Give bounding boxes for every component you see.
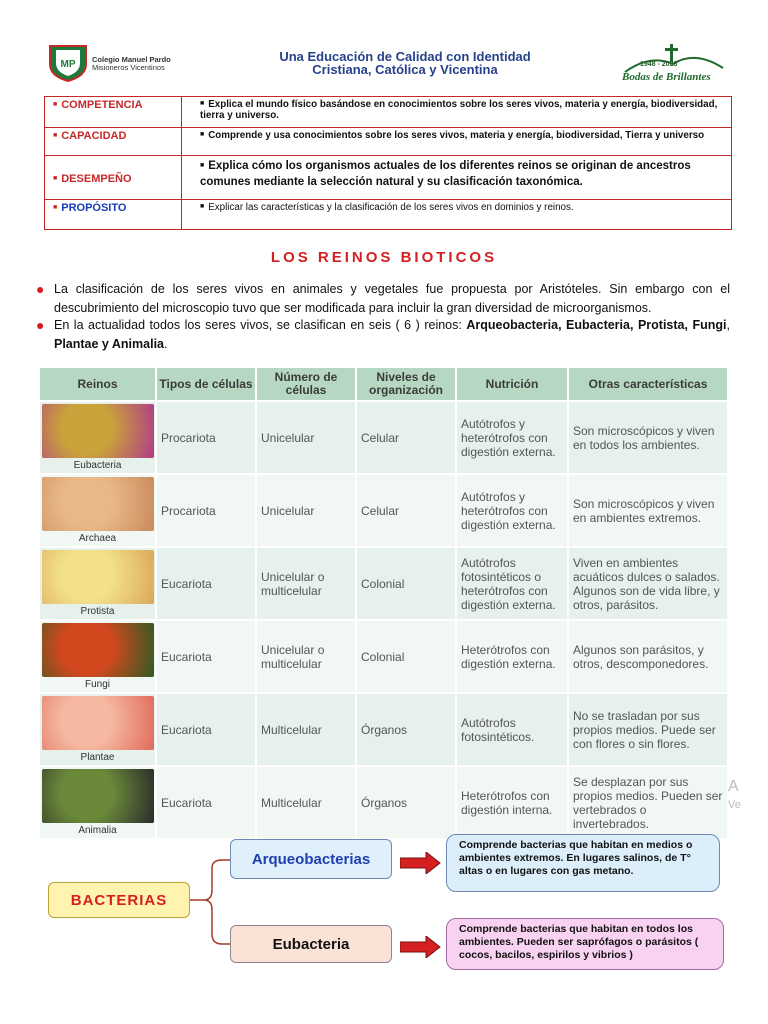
performance-row: ■ DESEMPEÑO ■ Explica cómo los organismos actuales de los diferentes reinos se originan de ancestros comunes mediante la selección natural y su clasificación taxonómica. [45,156,732,200]
cell-type-cell: Eucariota [156,620,256,693]
kingdoms-list-1: Arqueobacteria, Eubacteria, Protista, Fungi [466,318,727,332]
kingdom-name: Animalia [78,825,117,836]
table-row [40,766,728,838]
intro-text-2: En la actualidad todos los seres vivos, se clasifican en seis ( 6 ) reinos: [54,318,467,332]
header-nutrition: Nutrición [456,368,568,401]
header-other: Otras características [568,368,728,401]
separator: , [726,318,730,332]
anniversary-years: 1948 - 2023 [640,61,678,68]
nutrition-cell: Heterótrofos con digestión externa. [456,620,568,693]
kingdom-name: Plantae [80,752,115,763]
organization-cell: Celular [356,401,456,474]
school-name [92,56,171,72]
header-cell-type: Tipos de células [156,368,256,401]
cell-type-cell: Procariota [156,474,256,547]
purpose-row: ■ PROPÓSITO ■ Explicar las características y la clasificación de los seres vivos en dominios y reinos. [45,200,732,230]
table-row [40,547,728,620]
arrow-right-icon [400,936,442,958]
kingdom-name: Archaea [78,533,117,544]
table-row [40,401,728,474]
kingdom-image [42,404,154,458]
kingdoms-table-body [40,401,728,838]
kingdom-image [42,623,154,677]
other-characteristics-cell: Son microscópicos y viven en todos los ambientes. [568,401,728,474]
performance-label: DESEMPEÑO [61,172,132,185]
cell-count-cell: Multicelular [256,766,356,838]
intro-paragraph-2 [36,316,730,354]
cell-count-cell: Multicelular [256,693,356,766]
kingdom-name: Eubacteria [73,460,122,471]
side-text-line1: A [728,778,739,795]
nutrition-cell: Autótrofos y heterótrofos con digestión externa. [456,474,568,547]
header-organization: Niveles de organización [356,368,456,401]
purpose-label: PROPÓSITO [61,202,127,214]
kingdom-name: Fungi [84,679,110,690]
page-title: LOS REINOS BIOTICOS [270,249,498,266]
eubacteria-description: Comprende bacterias que habitan en todos los ambientes. Pueden ser saprófagos o parásitos ( cocos, bacilos, espirilos y vibrios ) [446,918,724,970]
bacterias-box: BACTERIAS [48,882,190,918]
cell-count-cell: Unicelular o multicelular [256,620,356,693]
header-reinos: Reinos [40,368,156,401]
arrow-right-icon [400,852,442,874]
cell-type-cell: Eucariota [156,766,256,838]
motto [230,50,580,76]
organization-cell: Órganos [356,693,456,766]
bullet-icon: ● [36,281,45,297]
other-characteristics-cell: Viven en ambientes acuáticos dulces o salados. Algunos son de vida libre, y otros, parásitos. [568,547,728,620]
arqueobacterias-description: Comprende bacterias que habitan en medios o ambientes extremos. En lugares salinos, de T° altas o en lugares con gas metano. [446,834,720,892]
nutrition-cell: Autótrofos fotosintéticos o heterótrofos con digestión externa. [456,547,568,620]
purpose-text: Explicar las características y la clasificación de los seres vivos en dominios y reinos. [208,202,574,213]
table-row [40,474,728,547]
cell-count-cell: Unicelular o multicelular [256,547,356,620]
other-characteristics-cell: No se trasladan por sus propios medios. Puede ser con flores o sin flores. [568,693,728,766]
nutrition-cell: Autótrofos y heterótrofos con digestión externa. [456,401,568,474]
competency-row: ■ COMPETENCIA ■ Explica el mundo físico basándose en conocimientos sobre los seres vivos, materia y energía, biodiversidad, tierra y universo. [45,97,732,128]
svg-text:MP: MP [60,59,76,70]
table-row [40,693,728,766]
kingdom-image [42,769,154,823]
cell-count-cell: Unicelular [256,401,356,474]
cell-type-cell: Eucariota [156,547,256,620]
capacity-row: ■ CAPACIDAD ■ Comprende y usa conocimientos sobre los seres vivos, materia y energía, biodiversidad, Tierra y universo [45,128,732,156]
motto-line1: Una Educación de Calidad con Identidad [279,49,531,64]
motto-line2: Cristiana, Católica y Vicentina [312,62,498,77]
intro-text-1: La clasificación de los seres vivos en animales y vegetales fue propuesta por Aristóteles. Sin embargo con el descubrimiento del microscopio tuvo que ser modificada para incluir la gran diversidad de microorganismos. [54,282,730,315]
arqueobacterias-box: Arqueobacterias [230,839,392,879]
cell-type-cell: Eucariota [156,693,256,766]
competency-text: Explica el mundo físico basándose en conocimientos sobre los seres vivos, materia y energía, biodiversidad, tierra y universo. [200,99,718,121]
eubacteria-box: Eubacteria [230,925,392,963]
school-name-line2: Misioneros Vicentinos [92,63,165,72]
school-name-line1: Colegio Manuel Pardo [92,55,171,64]
table-header-row [40,368,728,401]
diagram-bracket [190,858,234,958]
other-characteristics-cell: Se desplazan por sus propios medios. Pueden ser vertebrados o invertebrados. [568,766,728,838]
table-row [40,620,728,693]
kingdoms-list-2: Plantae y Animalia [54,337,164,351]
cell-count-cell: Unicelular [256,474,356,547]
period: . [164,337,168,351]
kingdom-name: Protista [80,606,115,617]
capacity-text: Comprende y usa conocimientos sobre los seres vivos, materia y energía, biodiversidad, Tierra y universo [208,130,705,141]
kingdoms-table [40,368,729,838]
organization-cell: Colonial [356,620,456,693]
other-characteristics-cell: Son microscópicos y viven en ambientes extremos. [568,474,728,547]
performance-text: Explica cómo los organismos actuales de los diferentes reinos se originan de ancestros comunes mediante la selección natural y su clasificación taxonómica. [200,160,691,188]
anniversary-label: Bodas de Brillantes [622,71,711,83]
organization-cell: Colonial [356,547,456,620]
kingdom-image [42,550,154,604]
kingdom-image [42,696,154,750]
kingdom-image [42,477,154,531]
organization-cell: Órganos [356,766,456,838]
school-logo [48,44,88,82]
side-text-line2: Ve [728,799,741,811]
side-text [728,778,741,814]
nutrition-cell: Heterótrofos con digestión interna. [456,766,568,838]
cell-type-cell: Procariota [156,401,256,474]
header-cell-count: Número de células [256,368,356,401]
nutrition-cell: Autótrofos fotosintéticos. [456,693,568,766]
capacity-label: CAPACIDAD [61,130,127,142]
other-characteristics-cell: Algunos son parásitos, y otros, descomponedores. [568,620,728,693]
competency-table [44,96,732,230]
competency-label: COMPETENCIA [61,99,143,111]
intro-paragraph-1 [36,280,730,318]
bullet-icon: ● [36,317,45,333]
organization-cell: Celular [356,474,456,547]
■ ■ ■
What you need to do
The required output is each line above restated verbatim, with all images omitted.

Result for this task
Give bounding boxes for every component you see.
performance-row: ■ DESEMPEÑO ■ Explica cómo los organismos actuales de los diferentes reinos se originan de ancestros comunes mediante la selección natural y su clasificación taxonómica. [45,156,732,200]
cell-type-cell: Eucariota [156,620,256,693]
kingdoms-list-1: Arqueobacteria, Eubacteria, Protista, Fungi [466,318,727,332]
kingdom-name: Animalia [78,825,117,836]
table-row [40,766,728,838]
intro-text-2: En la actualidad todos los seres vivos, se clasifican en seis ( 6 ) reinos: [54,318,467,332]
header-nutrition: Nutrición [456,368,568,401]
header-other: Otras características [568,368,728,401]
separator: , [726,318,730,332]
anniversary-years: 1948 - 2023 [640,61,678,68]
nutrition-cell: Heterótrofos con digestión externa. [456,620,568,693]
kingdom-name: Plantae [80,752,115,763]
organization-cell: Celular [356,401,456,474]
school-name [92,56,171,72]
header-cell-type: Tipos de células [156,368,256,401]
cell-type-cell: Procariota [156,474,256,547]
purpose-row: ■ PROPÓSITO ■ Explicar las características y la clasificación de los seres vivos en dominios y reinos. [45,200,732,230]
table-row [40,547,728,620]
arrow-right-icon [400,936,442,958]
kingdom-name: Archaea [78,533,117,544]
table-row [40,401,728,474]
kingdom-image [42,404,154,458]
kingdoms-table-body [40,401,728,838]
kingdom-image [42,623,154,677]
other-characteristics-cell: Son microscópicos y viven en todos los ambientes. [568,401,728,474]
performance-label: DESEMPEÑO [61,172,132,185]
cell-count-cell: Multicelular [256,766,356,838]
intro-paragraph-2 [36,316,730,354]
cell-count-cell: Multicelular [256,693,356,766]
kingdom-name: Eubacteria [73,460,122,471]
side-text-line1: A [728,778,739,795]
nutrition-cell: Autótrofos y heterótrofos con digestión externa. [456,474,568,547]
header-organization: Niveles de organización [356,368,456,401]
purpose-label: PROPÓSITO [61,202,127,214]
kingdom-name: Fungi [84,679,110,690]
page-title: LOS REINOS BIOTICOS [270,249,498,266]
eubacteria-description: Comprende bacterias que habitan en todos los ambientes. Pueden ser saprófagos o parásitos ( cocos, bacilos, espirilos y vibrios ) [446,918,724,970]
bacterias-box: BACTERIAS [48,882,190,918]
cell-count-cell: Unicelular o multicelular [256,620,356,693]
header-reinos: Reinos [40,368,156,401]
arrow-right-icon [400,852,442,874]
cell-type-cell: Eucariota [156,766,256,838]
motto [230,50,580,76]
organization-cell: Órganos [356,693,456,766]
bullet-icon: ● [36,281,45,297]
other-characteristics-cell: Viven en ambientes acuáticos dulces o salados. Algunos son de vida libre, y otros, parásitos. [568,547,728,620]
arqueobacterias-description: Comprende bacterias que habitan en medios o ambientes extremos. En lugares salinos, de T° altas o en lugares con gas metano. [446,834,720,892]
nutrition-cell: Autótrofos fotosintéticos o heterótrofos con digestión externa. [456,547,568,620]
purpose-text: Explicar las características y la clasificación de los seres vivos en dominios y reinos. [208,202,574,213]
table-row [40,474,728,547]
cell-count-cell: Unicelular o multicelular [256,547,356,620]
other-characteristics-cell: No se trasladan por sus propios medios. Puede ser con flores o sin flores. [568,693,728,766]
nutrition-cell: Autótrofos y heterótrofos con digestión externa. [456,401,568,474]
competency-row: ■ COMPETENCIA ■ Explica el mundo físico basándose en conocimientos sobre los seres vivos, materia y energía, biodiversidad, tierra y universo. [45,97,732,128]
svg-text:MP: MP [60,59,76,70]
table-row [40,693,728,766]
kingdom-image [42,769,154,823]
cell-count-cell: Unicelular [256,401,356,474]
cell-type-cell: Eucariota [156,547,256,620]
capacity-row: ■ CAPACIDAD ■ Comprende y usa conocimientos sobre los seres vivos, materia y energía, biodiversidad, Tierra y universo [45,128,732,156]
motto-line1: Una Educación de Calidad con Identidad [279,49,531,64]
motto-line2: Cristiana, Católica y Vicentina [312,62,498,77]
intro-text-1: La clasificación de los seres vivos en animales y vegetales fue propuesta por Aristóteles. Sin embargo con el descubrimiento del microscopio tuvo que ser modificada para incluir la gran diversidad de microorganismos. [54,282,730,315]
arqueobacterias-box: Arqueobacterias [230,839,392,879]
cell-type-cell: Eucariota [156,693,256,766]
competency-text: Explica el mundo físico basándose en conocimientos sobre los seres vivos, materia y energía, biodiversidad, tierra y universo. [200,99,718,121]
eubacteria-box: Eubacteria [230,925,392,963]
school-name-line2: Misioneros Vicentinos [92,63,165,72]
school-name-line1: Colegio Manuel Pardo [92,55,171,64]
table-header-row [40,368,728,401]
diagram-bracket [190,858,234,958]
other-characteristics-cell: Se desplazan por sus propios medios. Pueden ser vertebrados o invertebrados. [568,766,728,838]
table-row [40,620,728,693]
kingdoms-list-2: Plantae y Animalia [54,337,164,351]
cell-count-cell: Unicelular [256,474,356,547]
period: . [164,337,168,351]
kingdom-name: Protista [80,606,115,617]
capacity-text: Comprende y usa conocimientos sobre los seres vivos, materia y energía, biodiversidad, Tierra y universo [208,130,705,141]
kingdoms-table [40,368,729,838]
organization-cell: Colonial [356,620,456,693]
other-characteristics-cell: Son microscópicos y viven en ambientes extremos. [568,474,728,547]
performance-text: Explica cómo los organismos actuales de los diferentes reinos se originan de ancestros comunes mediante la selección natural y su clasificación taxonómica. [200,160,691,188]
anniversary-label: Bodas de Brillantes [622,71,711,83]
organization-cell: Colonial [356,547,456,620]
kingdom-image [42,550,154,604]
kingdom-image [42,696,154,750]
kingdom-image [42,477,154,531]
organization-cell: Órganos [356,766,456,838]
school-logo [48,44,88,82]
side-text-line2: Ve [728,799,741,811]
side-text [728,778,741,814]
nutrition-cell: Heterótrofos con digestión interna. [456,766,568,838]
cell-type-cell: Procariota [156,401,256,474]
header-cell-count: Número de células [256,368,356,401]
nutrition-cell: Autótrofos fotosintéticos. [456,693,568,766]
capacity-label: CAPACIDAD [61,130,127,142]
other-characteristics-cell: Algunos son parásitos, y otros, descomponedores. [568,620,728,693]
competency-table [44,96,732,230]
competency-label: COMPETENCIA [61,99,143,111]
intro-paragraph-1 [36,280,730,318]
bullet-icon: ● [36,317,45,333]
organization-cell: Celular [356,474,456,547]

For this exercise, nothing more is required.